> _Your instructions_: Every entry below should be transcribed exactly; pictures stay out of the copy.

Stored data:
--
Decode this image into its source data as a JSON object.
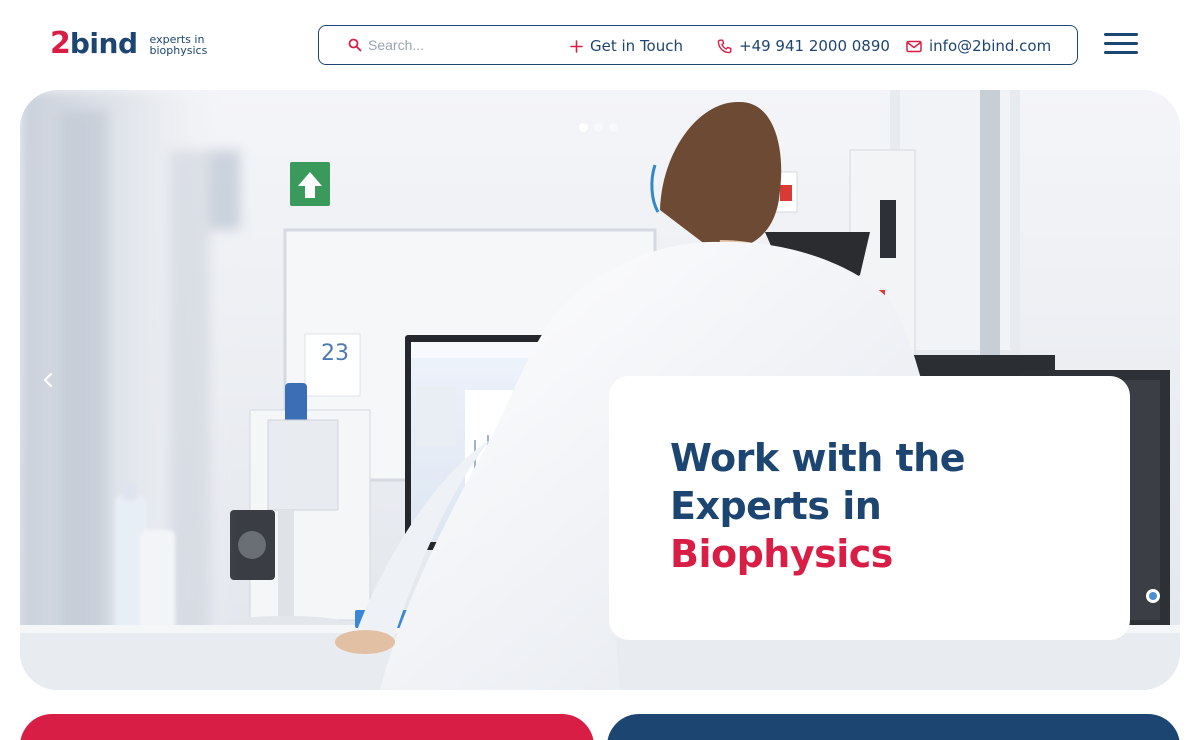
{
  "brand": {
    "logo_mark": "2",
    "logo_word": "bind",
    "tagline_line1": "experts in",
    "tagline_line2": "biophysics",
    "primary_color": "#1d4571",
    "accent_color": "#d81e45"
  },
  "header": {
    "search_placeholder": "Search...",
    "search_icon": "search-icon",
    "get_in_touch_label": "Get in Touch",
    "get_in_touch_icon": "plus-icon",
    "phone_label": "+49 941 2000 0890",
    "phone_icon": "phone-icon",
    "email_label": "info@2bind.com",
    "email_icon": "mail-icon",
    "menu_icon": "hamburger-menu-icon"
  },
  "hero": {
    "title_line1": "Work with the",
    "title_line2": "Experts in",
    "title_line3": "Biophysics",
    "slides_count": 3,
    "active_slide": 1,
    "prev_icon": "chevron-left-icon",
    "image_alt": "Scientist in lab coat working at laboratory bench with monitor and equipment"
  },
  "bottom_cards": [
    {
      "color": "#d81e45"
    },
    {
      "color": "#1d4571"
    }
  ]
}
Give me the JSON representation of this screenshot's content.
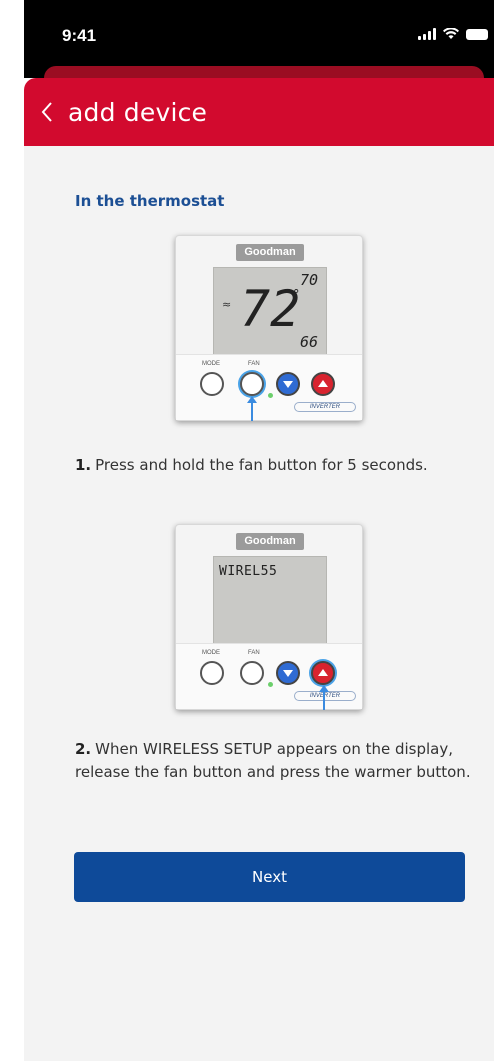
{
  "status_bar": {
    "time": "9:41"
  },
  "header": {
    "title": "add device"
  },
  "section": {
    "title": "In the thermostat"
  },
  "thermostat1": {
    "brand": "Goodman",
    "current_temp": "72",
    "setpoint_high": "70",
    "setpoint_low": "66",
    "mode_label": "MODE",
    "fan_label": "FAN",
    "inverter_label": "INVERTER"
  },
  "thermostat2": {
    "brand": "Goodman",
    "display_text": "WIREL55",
    "mode_label": "MODE",
    "fan_label": "FAN",
    "inverter_label": "INVERTER"
  },
  "steps": [
    {
      "number": "1.",
      "text": "Press and hold the fan button for 5 seconds."
    },
    {
      "number": "2.",
      "text": "When WIRELESS SETUP appears on the display, release the fan button and press the warmer button."
    }
  ],
  "next_button": {
    "label": "Next"
  },
  "colors": {
    "header_red": "#d20a2e",
    "primary_blue": "#0e4a99",
    "title_blue": "#1c4f94"
  }
}
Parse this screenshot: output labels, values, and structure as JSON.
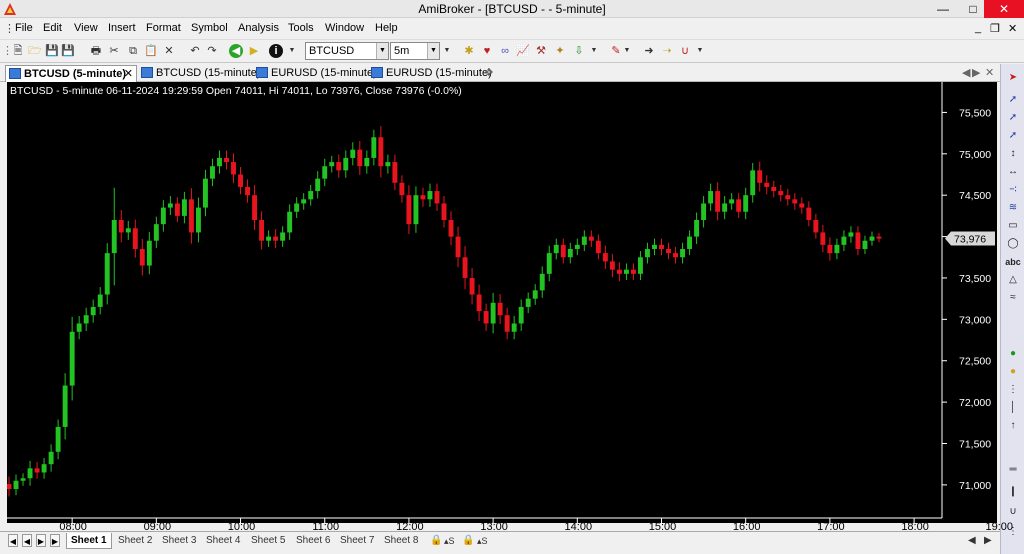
{
  "window": {
    "title": "AmiBroker - [BTCUSD -  - 5-minute]"
  },
  "menu": [
    "File",
    "Edit",
    "View",
    "Insert",
    "Format",
    "Symbol",
    "Analysis",
    "Tools",
    "Window",
    "Help"
  ],
  "toolbar": {
    "symbol": "BTCUSD",
    "interval": "5m"
  },
  "tabs": [
    {
      "label": "BTCUSD (5-minute)",
      "active": true
    },
    {
      "label": "BTCUSD (15-minute)",
      "active": false
    },
    {
      "label": "EURUSD (15-minute)",
      "active": false
    },
    {
      "label": "EURUSD (15-minute)",
      "active": false
    }
  ],
  "chart_header": "BTCUSD - 5-minute 06-11-2024 19:29:59 Open 74011, Hi 74011, Lo 73976, Close 73976 (-0.0%)",
  "sheets": [
    "Sheet 1",
    "Sheet 2",
    "Sheet 3",
    "Sheet 4",
    "Sheet 5",
    "Sheet 6",
    "Sheet 7",
    "Sheet 8"
  ],
  "right_toolbar_label": "abc",
  "colors": {
    "up": "#22c322",
    "down": "#e8141e",
    "background": "#000000",
    "last_price_box": "#d8d8d8"
  },
  "chart_data": {
    "type": "candlestick",
    "title": "",
    "y_ticks": [
      "75,500",
      "75,000",
      "74,500",
      "74,000",
      "73,500",
      "73,000",
      "72,500",
      "72,000",
      "71,500",
      "71,000"
    ],
    "y_tick_values": [
      75500,
      75000,
      74500,
      74000,
      73500,
      73000,
      72500,
      72000,
      71500,
      71000
    ],
    "x_ticks": [
      "08:00",
      "09:00",
      "10:00",
      "11:00",
      "12:00",
      "13:00",
      "14:00",
      "15:00",
      "16:00",
      "17:00",
      "18:00",
      "19:00"
    ],
    "last_price_label": "73,976",
    "last_price": 73976,
    "ylim": [
      70600,
      75650
    ],
    "close": [
      70950,
      71050,
      71080,
      71200,
      71150,
      71250,
      71400,
      71700,
      72200,
      72850,
      72950,
      73050,
      73150,
      73300,
      73800,
      74200,
      74050,
      74100,
      73850,
      73650,
      73950,
      74150,
      74350,
      74400,
      74250,
      74450,
      74050,
      74350,
      74700,
      74850,
      74950,
      74900,
      74750,
      74600,
      74500,
      74200,
      73950,
      74000,
      73950,
      74050,
      74300,
      74400,
      74450,
      74550,
      74700,
      74850,
      74900,
      74800,
      74950,
      75050,
      74850,
      74950,
      75200,
      74850,
      74900,
      74650,
      74500,
      74150,
      74500,
      74450,
      74550,
      74400,
      74200,
      74000,
      73750,
      73500,
      73300,
      73100,
      72950,
      73200,
      73050,
      72850,
      72950,
      73150,
      73250,
      73350,
      73550,
      73800,
      73900,
      73750,
      73850,
      73900,
      74000,
      73950,
      73800,
      73700,
      73600,
      73550,
      73600,
      73550,
      73750,
      73850,
      73900,
      73850,
      73800,
      73750,
      73850,
      74000,
      74200,
      74400,
      74550,
      74300,
      74400,
      74450,
      74300,
      74500,
      74800,
      74650,
      74600,
      74550,
      74500,
      74450,
      74400,
      74350,
      74200,
      74050,
      73900,
      73800,
      73900,
      74000,
      74050,
      73850,
      73950,
      74000,
      73976
    ],
    "range": [
      300,
      250,
      200,
      300,
      250,
      250,
      300,
      300,
      500,
      600,
      300,
      300,
      300,
      300,
      400,
      1300,
      400,
      300,
      350,
      400,
      350,
      300,
      300,
      300,
      250,
      300,
      450,
      400,
      350,
      300,
      300,
      300,
      350,
      300,
      300,
      400,
      350,
      250,
      300,
      250,
      300,
      250,
      250,
      250,
      300,
      300,
      250,
      300,
      300,
      300,
      350,
      300,
      300,
      450,
      300,
      300,
      300,
      400,
      350,
      300,
      300,
      300,
      300,
      350,
      400,
      450,
      400,
      400,
      300,
      400,
      350,
      300,
      300,
      300,
      250,
      250,
      300,
      300,
      250,
      250,
      250,
      250,
      250,
      250,
      250,
      300,
      300,
      300,
      250,
      250,
      250,
      250,
      250,
      250,
      250,
      250,
      250,
      250,
      300,
      300,
      300,
      350,
      300,
      250,
      250,
      300,
      300,
      350,
      300,
      250,
      250,
      250,
      250,
      250,
      250,
      250,
      300,
      300,
      250,
      250,
      250,
      250,
      200,
      200,
      150
    ]
  }
}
--
> _Correct output_:
Decode this image into its source data as a JSON object.
{
  "brand": {
    "logo_mark": "2",
    "logo_word": "bind",
    "tagline_line1": "experts in",
    "tagline_line2": "biophysics",
    "primary_color": "#1d4571",
    "accent_color": "#d81e45"
  },
  "header": {
    "search_placeholder": "Search...",
    "search_icon": "search-icon",
    "get_in_touch_label": "Get in Touch",
    "get_in_touch_icon": "plus-icon",
    "phone_label": "+49 941 2000 0890",
    "phone_icon": "phone-icon",
    "email_label": "info@2bind.com",
    "email_icon": "mail-icon",
    "menu_icon": "hamburger-menu-icon"
  },
  "hero": {
    "title_line1": "Work with the",
    "title_line2": "Experts in",
    "title_line3": "Biophysics",
    "slides_count": 3,
    "active_slide": 1,
    "prev_icon": "chevron-left-icon",
    "image_alt": "Scientist in lab coat working at laboratory bench with monitor and equipment"
  },
  "bottom_cards": [
    {
      "color": "#d81e45"
    },
    {
      "color": "#1d4571"
    }
  ]
}
Give me the JSON representation of this screenshot's content.
{
  "status_bar": {
    "time": "9:41"
  },
  "header": {
    "title": "add device"
  },
  "section": {
    "title": "In the thermostat"
  },
  "thermostat1": {
    "brand": "Goodman",
    "current_temp": "72",
    "setpoint_high": "70",
    "setpoint_low": "66",
    "mode_label": "MODE",
    "fan_label": "FAN",
    "inverter_label": "INVERTER"
  },
  "thermostat2": {
    "brand": "Goodman",
    "display_text": "WIREL55",
    "mode_label": "MODE",
    "fan_label": "FAN",
    "inverter_label": "INVERTER"
  },
  "steps": [
    {
      "number": "1.",
      "text": "Press and hold the fan button for 5 seconds."
    },
    {
      "number": "2.",
      "text": "When WIRELESS SETUP appears on the display, release the fan button and press the warmer button."
    }
  ],
  "next_button": {
    "label": "Next"
  },
  "colors": {
    "header_red": "#d20a2e",
    "primary_blue": "#0e4a99",
    "title_blue": "#1c4f94"
  }
}
Parse this screenshot: output labels, values, and structure as JSON.
{
  "window": {
    "title": "AmiBroker - [BTCUSD -  - 5-minute]"
  },
  "menu": [
    "File",
    "Edit",
    "View",
    "Insert",
    "Format",
    "Symbol",
    "Analysis",
    "Tools",
    "Window",
    "Help"
  ],
  "toolbar": {
    "symbol": "BTCUSD",
    "interval": "5m"
  },
  "tabs": [
    {
      "label": "BTCUSD (5-minute)",
      "active": true
    },
    {
      "label": "BTCUSD (15-minute)",
      "active": false
    },
    {
      "label": "EURUSD (15-minute)",
      "active": false
    },
    {
      "label": "EURUSD (15-minute)",
      "active": false
    }
  ],
  "chart_header": "BTCUSD - 5-minute 06-11-2024 19:29:59 Open 74011, Hi 74011, Lo 73976, Close 73976 (-0.0%)",
  "sheets": [
    "Sheet 1",
    "Sheet 2",
    "Sheet 3",
    "Sheet 4",
    "Sheet 5",
    "Sheet 6",
    "Sheet 7",
    "Sheet 8"
  ],
  "right_toolbar_label": "abc",
  "colors": {
    "up": "#22c322",
    "down": "#e8141e",
    "background": "#000000",
    "last_price_box": "#d8d8d8"
  },
  "chart_data": {
    "type": "candlestick",
    "title": "",
    "y_ticks": [
      "75,500",
      "75,000",
      "74,500",
      "74,000",
      "73,500",
      "73,000",
      "72,500",
      "72,000",
      "71,500",
      "71,000"
    ],
    "y_tick_values": [
      75500,
      75000,
      74500,
      74000,
      73500,
      73000,
      72500,
      72000,
      71500,
      71000
    ],
    "x_ticks": [
      "08:00",
      "09:00",
      "10:00",
      "11:00",
      "12:00",
      "13:00",
      "14:00",
      "15:00",
      "16:00",
      "17:00",
      "18:00",
      "19:00"
    ],
    "last_price_label": "73,976",
    "last_price": 73976,
    "ylim": [
      70600,
      75650
    ],
    "close": [
      70950,
      71050,
      71080,
      71200,
      71150,
      71250,
      71400,
      71700,
      72200,
      72850,
      72950,
      73050,
      73150,
      73300,
      73800,
      74200,
      74050,
      74100,
      73850,
      73650,
      73950,
      74150,
      74350,
      74400,
      74250,
      74450,
      74050,
      74350,
      74700,
      74850,
      74950,
      74900,
      74750,
      74600,
      74500,
      74200,
      73950,
      74000,
      73950,
      74050,
      74300,
      74400,
      74450,
      74550,
      74700,
      74850,
      74900,
      74800,
      74950,
      75050,
      74850,
      74950,
      75200,
      74850,
      74900,
      74650,
      74500,
      74150,
      74500,
      74450,
      74550,
      74400,
      74200,
      74000,
      73750,
      73500,
      73300,
      73100,
      72950,
      73200,
      73050,
      72850,
      72950,
      73150,
      73250,
      73350,
      73550,
      73800,
      73900,
      73750,
      73850,
      73900,
      74000,
      73950,
      73800,
      73700,
      73600,
      73550,
      73600,
      73550,
      73750,
      73850,
      73900,
      73850,
      73800,
      73750,
      73850,
      74000,
      74200,
      74400,
      74550,
      74300,
      74400,
      74450,
      74300,
      74500,
      74800,
      74650,
      74600,
      74550,
      74500,
      74450,
      74400,
      74350,
      74200,
      74050,
      73900,
      73800,
      73900,
      74000,
      74050,
      73850,
      73950,
      74000,
      73976
    ],
    "range": [
      300,
      250,
      200,
      300,
      250,
      250,
      300,
      300,
      500,
      600,
      300,
      300,
      300,
      300,
      400,
      1300,
      400,
      300,
      350,
      400,
      350,
      300,
      300,
      300,
      250,
      300,
      450,
      400,
      350,
      300,
      300,
      300,
      350,
      300,
      300,
      400,
      350,
      250,
      300,
      250,
      300,
      250,
      250,
      250,
      300,
      300,
      250,
      300,
      300,
      300,
      350,
      300,
      300,
      450,
      300,
      300,
      300,
      400,
      350,
      300,
      300,
      300,
      300,
      350,
      400,
      450,
      400,
      400,
      300,
      400,
      350,
      300,
      300,
      300,
      250,
      250,
      300,
      300,
      250,
      250,
      250,
      250,
      250,
      250,
      250,
      300,
      300,
      300,
      250,
      250,
      250,
      250,
      250,
      250,
      250,
      250,
      250,
      250,
      300,
      300,
      300,
      350,
      300,
      250,
      250,
      300,
      300,
      350,
      300,
      250,
      250,
      250,
      250,
      250,
      250,
      250,
      300,
      300,
      250,
      250,
      250,
      250,
      200,
      200,
      150
    ]
  }
}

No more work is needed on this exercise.